## Aim of the exercise
Your task is to find every line of the listing that includes "following" and copy it.

## Data records
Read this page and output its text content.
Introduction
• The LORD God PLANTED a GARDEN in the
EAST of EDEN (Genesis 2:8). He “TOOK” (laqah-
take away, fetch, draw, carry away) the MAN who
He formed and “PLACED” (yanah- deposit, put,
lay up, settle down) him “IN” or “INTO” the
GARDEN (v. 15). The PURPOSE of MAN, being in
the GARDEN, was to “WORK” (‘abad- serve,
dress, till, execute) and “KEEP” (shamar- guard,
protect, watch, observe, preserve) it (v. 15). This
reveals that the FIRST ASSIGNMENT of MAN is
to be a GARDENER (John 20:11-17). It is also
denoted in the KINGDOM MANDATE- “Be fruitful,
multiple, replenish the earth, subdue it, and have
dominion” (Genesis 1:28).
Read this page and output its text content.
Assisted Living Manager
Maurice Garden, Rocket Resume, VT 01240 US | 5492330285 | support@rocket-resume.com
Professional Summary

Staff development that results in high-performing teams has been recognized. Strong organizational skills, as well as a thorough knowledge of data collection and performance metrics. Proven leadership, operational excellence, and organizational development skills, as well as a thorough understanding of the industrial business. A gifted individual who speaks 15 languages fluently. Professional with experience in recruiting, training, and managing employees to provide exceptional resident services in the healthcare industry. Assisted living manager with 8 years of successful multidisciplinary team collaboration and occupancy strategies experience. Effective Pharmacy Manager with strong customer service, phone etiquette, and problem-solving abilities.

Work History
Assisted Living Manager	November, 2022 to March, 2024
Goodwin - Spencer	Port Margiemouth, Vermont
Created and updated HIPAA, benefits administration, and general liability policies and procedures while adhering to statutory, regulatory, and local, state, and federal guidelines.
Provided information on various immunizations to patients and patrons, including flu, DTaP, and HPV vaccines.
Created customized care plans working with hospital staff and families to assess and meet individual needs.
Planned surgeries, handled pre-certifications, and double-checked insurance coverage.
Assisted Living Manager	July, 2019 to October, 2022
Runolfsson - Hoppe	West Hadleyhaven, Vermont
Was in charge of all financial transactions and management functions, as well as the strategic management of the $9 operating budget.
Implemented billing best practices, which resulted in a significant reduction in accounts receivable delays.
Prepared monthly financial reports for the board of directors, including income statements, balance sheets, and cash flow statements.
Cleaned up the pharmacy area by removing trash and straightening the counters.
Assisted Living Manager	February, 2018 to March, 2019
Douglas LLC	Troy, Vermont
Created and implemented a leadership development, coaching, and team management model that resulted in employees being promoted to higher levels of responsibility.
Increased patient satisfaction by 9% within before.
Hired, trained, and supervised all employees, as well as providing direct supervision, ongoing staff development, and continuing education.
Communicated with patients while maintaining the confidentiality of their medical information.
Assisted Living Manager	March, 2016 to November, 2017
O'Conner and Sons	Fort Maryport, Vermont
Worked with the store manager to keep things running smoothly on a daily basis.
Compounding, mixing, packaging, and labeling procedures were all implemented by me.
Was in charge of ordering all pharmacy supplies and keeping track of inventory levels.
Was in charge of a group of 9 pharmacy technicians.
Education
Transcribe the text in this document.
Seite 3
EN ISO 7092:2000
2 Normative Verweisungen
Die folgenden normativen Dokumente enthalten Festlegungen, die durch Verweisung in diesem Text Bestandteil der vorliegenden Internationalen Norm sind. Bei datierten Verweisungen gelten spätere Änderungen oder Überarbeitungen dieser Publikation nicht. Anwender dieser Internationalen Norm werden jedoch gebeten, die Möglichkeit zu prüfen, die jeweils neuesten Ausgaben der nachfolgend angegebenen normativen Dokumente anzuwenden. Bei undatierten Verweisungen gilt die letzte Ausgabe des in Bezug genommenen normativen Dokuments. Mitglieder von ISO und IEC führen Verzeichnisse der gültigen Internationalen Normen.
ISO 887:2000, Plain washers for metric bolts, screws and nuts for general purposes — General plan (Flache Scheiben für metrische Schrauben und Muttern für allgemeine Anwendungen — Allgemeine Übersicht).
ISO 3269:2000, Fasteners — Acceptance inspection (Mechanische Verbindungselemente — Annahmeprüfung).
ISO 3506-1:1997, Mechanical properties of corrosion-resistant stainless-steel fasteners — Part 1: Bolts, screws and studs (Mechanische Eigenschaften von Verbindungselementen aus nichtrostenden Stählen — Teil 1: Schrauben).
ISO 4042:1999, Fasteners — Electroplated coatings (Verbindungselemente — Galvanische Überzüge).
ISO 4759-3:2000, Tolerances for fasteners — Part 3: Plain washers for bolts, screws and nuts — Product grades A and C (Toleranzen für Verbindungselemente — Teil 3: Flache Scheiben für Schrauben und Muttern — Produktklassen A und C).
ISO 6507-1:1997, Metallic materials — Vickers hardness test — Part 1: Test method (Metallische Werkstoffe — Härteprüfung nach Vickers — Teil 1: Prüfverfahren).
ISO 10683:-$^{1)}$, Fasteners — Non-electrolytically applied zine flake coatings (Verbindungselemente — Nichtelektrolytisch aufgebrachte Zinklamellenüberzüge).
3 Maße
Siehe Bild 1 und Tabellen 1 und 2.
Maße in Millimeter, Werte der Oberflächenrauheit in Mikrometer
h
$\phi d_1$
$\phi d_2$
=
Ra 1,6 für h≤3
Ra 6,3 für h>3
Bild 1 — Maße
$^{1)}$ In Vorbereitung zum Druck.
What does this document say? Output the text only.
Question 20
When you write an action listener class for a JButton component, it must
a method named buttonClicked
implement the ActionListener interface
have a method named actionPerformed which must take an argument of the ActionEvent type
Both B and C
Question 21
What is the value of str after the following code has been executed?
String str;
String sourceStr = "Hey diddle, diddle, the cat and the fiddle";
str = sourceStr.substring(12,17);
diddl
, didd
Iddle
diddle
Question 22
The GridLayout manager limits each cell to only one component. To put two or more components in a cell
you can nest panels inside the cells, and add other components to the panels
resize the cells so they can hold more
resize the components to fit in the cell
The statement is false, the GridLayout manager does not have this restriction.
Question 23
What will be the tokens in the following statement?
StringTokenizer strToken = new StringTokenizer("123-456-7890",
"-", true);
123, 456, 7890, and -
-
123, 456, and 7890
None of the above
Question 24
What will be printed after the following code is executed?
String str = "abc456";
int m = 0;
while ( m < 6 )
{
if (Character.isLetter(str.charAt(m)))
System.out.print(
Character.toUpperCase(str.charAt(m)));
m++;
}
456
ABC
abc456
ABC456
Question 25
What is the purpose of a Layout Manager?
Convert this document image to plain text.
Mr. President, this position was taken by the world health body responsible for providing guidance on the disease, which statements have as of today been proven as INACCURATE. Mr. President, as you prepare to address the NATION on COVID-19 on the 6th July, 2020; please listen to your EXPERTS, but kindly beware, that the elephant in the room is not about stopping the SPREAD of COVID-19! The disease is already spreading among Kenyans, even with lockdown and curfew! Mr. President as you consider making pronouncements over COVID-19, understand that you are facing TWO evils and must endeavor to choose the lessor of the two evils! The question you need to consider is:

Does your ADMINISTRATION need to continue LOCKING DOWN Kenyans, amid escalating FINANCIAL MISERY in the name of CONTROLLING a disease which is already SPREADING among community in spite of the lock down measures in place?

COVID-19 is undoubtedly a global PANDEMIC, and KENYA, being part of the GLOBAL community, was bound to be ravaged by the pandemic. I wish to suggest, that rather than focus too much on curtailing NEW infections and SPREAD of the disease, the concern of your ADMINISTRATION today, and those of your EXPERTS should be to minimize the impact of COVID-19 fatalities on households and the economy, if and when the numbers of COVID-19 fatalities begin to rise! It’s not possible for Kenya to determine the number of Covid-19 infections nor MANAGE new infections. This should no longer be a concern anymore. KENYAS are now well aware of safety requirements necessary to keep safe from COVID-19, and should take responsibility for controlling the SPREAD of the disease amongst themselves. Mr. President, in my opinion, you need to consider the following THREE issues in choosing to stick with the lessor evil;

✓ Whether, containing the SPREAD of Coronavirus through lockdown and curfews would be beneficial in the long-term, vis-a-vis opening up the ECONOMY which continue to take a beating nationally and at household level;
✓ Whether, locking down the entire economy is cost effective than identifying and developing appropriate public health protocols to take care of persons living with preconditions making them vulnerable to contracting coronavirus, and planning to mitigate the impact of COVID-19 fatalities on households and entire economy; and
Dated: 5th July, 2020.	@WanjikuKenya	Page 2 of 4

## Solution to the exercise
What is the value of str after the following code has been executed?
What will be the tokens in the following statement?
What will be printed after the following code is executed?
COVID-19 is undoubtedly a global PANDEMIC, and KENYA, being part of the GLOBAL community, was bound to be ravaged by the pandemic. I wish to suggest, that rather than focus too much on curtailing NEW infections and SPREAD of the disease, the concern of your ADMINISTRATION today, and those of your EXPERTS should be to minimize the impact of COVID-19 fatalities on households and the economy, if and when the numbers of COVID-19 fatalities begin to rise! It’s not possible for Kenya to determine the number of Covid-19 infections nor MANAGE new infections. This should no longer be a concern anymore. KENYAS are now well aware of safety requirements necessary to keep safe from COVID-19, and should take responsibility for controlling the SPREAD of the disease amongst themselves. Mr. President, in my opinion, you need to consider the following THREE issues in choosing to stick with the lessor evil;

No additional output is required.